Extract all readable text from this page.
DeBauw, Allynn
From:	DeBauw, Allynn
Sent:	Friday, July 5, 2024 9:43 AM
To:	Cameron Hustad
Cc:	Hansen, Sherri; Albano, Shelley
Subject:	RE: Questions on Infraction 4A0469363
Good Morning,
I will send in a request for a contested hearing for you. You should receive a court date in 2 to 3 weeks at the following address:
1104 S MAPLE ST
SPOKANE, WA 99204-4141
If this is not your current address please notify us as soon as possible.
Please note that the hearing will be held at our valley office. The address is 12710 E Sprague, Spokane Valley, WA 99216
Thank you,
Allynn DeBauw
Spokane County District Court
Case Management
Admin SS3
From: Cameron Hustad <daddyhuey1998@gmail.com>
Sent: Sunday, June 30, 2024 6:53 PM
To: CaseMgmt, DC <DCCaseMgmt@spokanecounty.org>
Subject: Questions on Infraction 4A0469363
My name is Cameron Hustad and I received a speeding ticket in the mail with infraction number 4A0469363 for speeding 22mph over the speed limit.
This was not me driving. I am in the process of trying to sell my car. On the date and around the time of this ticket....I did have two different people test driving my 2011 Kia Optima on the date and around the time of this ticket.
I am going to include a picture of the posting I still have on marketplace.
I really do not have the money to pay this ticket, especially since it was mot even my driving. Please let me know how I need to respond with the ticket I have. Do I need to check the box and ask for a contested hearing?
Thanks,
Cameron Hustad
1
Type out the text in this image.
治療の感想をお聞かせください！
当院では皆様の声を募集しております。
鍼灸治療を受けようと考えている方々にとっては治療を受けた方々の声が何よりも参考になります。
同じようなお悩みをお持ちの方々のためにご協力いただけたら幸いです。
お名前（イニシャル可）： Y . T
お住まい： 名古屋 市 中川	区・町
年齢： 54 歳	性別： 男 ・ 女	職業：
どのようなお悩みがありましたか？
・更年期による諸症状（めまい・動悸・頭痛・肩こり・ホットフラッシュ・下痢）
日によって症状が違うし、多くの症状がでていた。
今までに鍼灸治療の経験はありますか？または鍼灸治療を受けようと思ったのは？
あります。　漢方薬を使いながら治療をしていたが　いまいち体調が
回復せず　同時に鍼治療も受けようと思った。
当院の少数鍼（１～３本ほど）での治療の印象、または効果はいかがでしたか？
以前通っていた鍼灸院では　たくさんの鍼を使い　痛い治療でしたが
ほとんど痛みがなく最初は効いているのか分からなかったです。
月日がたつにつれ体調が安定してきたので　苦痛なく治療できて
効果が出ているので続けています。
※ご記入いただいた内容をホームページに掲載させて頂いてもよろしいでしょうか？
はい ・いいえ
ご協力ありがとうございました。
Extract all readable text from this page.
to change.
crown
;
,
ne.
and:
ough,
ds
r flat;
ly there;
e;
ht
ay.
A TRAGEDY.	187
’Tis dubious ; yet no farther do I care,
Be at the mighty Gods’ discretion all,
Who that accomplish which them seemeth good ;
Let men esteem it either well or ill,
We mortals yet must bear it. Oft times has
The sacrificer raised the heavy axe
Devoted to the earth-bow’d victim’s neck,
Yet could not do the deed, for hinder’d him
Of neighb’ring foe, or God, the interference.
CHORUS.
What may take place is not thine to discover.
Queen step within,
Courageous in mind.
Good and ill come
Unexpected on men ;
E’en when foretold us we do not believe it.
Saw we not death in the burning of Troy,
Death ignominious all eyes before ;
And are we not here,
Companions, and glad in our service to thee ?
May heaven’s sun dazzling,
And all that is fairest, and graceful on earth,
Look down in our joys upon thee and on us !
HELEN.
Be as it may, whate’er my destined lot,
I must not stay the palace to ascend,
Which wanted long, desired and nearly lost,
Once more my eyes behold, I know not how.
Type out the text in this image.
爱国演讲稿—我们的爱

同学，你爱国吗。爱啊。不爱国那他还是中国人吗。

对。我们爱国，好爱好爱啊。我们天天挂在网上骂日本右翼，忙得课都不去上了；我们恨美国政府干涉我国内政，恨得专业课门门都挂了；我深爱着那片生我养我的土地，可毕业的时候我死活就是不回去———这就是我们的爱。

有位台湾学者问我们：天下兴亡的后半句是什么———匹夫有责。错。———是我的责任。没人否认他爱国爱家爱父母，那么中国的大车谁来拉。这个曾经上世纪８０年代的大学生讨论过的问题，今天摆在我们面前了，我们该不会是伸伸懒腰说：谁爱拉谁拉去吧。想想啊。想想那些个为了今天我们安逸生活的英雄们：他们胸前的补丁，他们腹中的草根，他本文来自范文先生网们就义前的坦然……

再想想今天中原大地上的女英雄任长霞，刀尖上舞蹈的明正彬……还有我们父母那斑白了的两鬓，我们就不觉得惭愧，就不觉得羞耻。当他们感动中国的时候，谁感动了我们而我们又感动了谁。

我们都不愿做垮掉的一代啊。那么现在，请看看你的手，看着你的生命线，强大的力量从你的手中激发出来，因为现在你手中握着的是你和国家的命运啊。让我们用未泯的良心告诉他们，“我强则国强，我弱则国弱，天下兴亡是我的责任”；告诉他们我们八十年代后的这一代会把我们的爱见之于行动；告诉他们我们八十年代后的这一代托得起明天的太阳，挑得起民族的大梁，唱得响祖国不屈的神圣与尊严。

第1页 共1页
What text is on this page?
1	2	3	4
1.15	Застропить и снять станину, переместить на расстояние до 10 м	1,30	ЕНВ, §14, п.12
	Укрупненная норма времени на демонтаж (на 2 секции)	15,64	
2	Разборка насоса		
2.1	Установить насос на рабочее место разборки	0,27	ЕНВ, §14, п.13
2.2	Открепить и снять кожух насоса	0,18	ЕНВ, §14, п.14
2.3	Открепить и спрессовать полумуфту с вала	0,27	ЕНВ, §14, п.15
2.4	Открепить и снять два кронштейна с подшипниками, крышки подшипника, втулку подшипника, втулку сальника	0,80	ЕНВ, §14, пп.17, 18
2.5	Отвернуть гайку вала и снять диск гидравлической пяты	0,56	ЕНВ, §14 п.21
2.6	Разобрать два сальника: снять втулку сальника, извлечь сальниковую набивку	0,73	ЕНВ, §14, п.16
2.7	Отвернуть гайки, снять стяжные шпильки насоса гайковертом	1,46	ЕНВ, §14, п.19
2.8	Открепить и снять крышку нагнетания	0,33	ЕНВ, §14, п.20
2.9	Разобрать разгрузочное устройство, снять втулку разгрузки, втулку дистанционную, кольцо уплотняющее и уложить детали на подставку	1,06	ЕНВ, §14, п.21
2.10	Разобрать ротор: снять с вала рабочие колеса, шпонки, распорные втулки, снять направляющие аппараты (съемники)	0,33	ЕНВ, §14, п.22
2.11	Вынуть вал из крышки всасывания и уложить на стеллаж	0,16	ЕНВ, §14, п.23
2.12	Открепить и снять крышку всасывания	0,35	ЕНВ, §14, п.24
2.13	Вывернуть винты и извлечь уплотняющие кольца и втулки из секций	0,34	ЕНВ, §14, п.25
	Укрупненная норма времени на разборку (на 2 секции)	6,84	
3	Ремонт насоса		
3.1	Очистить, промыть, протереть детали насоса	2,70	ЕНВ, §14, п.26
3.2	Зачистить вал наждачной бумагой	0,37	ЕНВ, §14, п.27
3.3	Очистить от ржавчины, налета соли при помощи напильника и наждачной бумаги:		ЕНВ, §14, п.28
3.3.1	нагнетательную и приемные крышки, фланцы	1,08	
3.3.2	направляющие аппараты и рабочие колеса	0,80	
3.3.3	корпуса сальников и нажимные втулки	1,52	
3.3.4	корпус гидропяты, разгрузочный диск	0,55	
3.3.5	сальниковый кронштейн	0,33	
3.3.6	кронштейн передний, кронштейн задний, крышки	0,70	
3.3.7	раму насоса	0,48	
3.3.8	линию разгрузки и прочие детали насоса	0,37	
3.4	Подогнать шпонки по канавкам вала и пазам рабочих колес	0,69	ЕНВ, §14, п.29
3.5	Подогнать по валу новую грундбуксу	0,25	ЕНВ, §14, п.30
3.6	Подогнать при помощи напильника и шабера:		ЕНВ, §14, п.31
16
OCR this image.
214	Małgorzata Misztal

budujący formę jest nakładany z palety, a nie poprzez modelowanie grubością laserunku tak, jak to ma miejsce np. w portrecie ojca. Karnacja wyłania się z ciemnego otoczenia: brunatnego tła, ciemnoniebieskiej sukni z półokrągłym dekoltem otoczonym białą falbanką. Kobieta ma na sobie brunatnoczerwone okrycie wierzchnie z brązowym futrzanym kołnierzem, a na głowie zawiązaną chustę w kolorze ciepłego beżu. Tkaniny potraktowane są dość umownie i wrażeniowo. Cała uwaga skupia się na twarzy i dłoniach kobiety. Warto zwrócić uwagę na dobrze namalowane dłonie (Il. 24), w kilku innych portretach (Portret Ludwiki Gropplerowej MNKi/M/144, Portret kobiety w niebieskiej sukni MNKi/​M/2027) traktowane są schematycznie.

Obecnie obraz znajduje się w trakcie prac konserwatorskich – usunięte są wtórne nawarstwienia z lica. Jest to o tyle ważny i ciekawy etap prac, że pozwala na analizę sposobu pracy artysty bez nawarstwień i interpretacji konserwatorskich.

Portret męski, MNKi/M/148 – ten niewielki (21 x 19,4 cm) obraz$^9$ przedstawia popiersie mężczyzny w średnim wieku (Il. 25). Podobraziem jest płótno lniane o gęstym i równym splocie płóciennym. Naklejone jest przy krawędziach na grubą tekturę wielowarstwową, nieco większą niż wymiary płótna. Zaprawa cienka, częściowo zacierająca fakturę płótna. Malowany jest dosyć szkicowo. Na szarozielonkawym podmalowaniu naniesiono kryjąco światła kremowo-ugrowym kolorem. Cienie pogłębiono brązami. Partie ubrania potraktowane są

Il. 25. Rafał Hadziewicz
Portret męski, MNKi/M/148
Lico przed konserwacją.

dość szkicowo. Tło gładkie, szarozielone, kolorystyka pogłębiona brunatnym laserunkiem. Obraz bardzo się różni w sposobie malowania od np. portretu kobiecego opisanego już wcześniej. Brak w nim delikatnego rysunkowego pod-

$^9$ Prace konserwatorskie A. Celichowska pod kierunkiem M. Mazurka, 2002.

----------

Aim of the exercise » What is the number of lines in the records that contain the word "ticket"? Answer with the number and nothing else.

Exercise solution » 3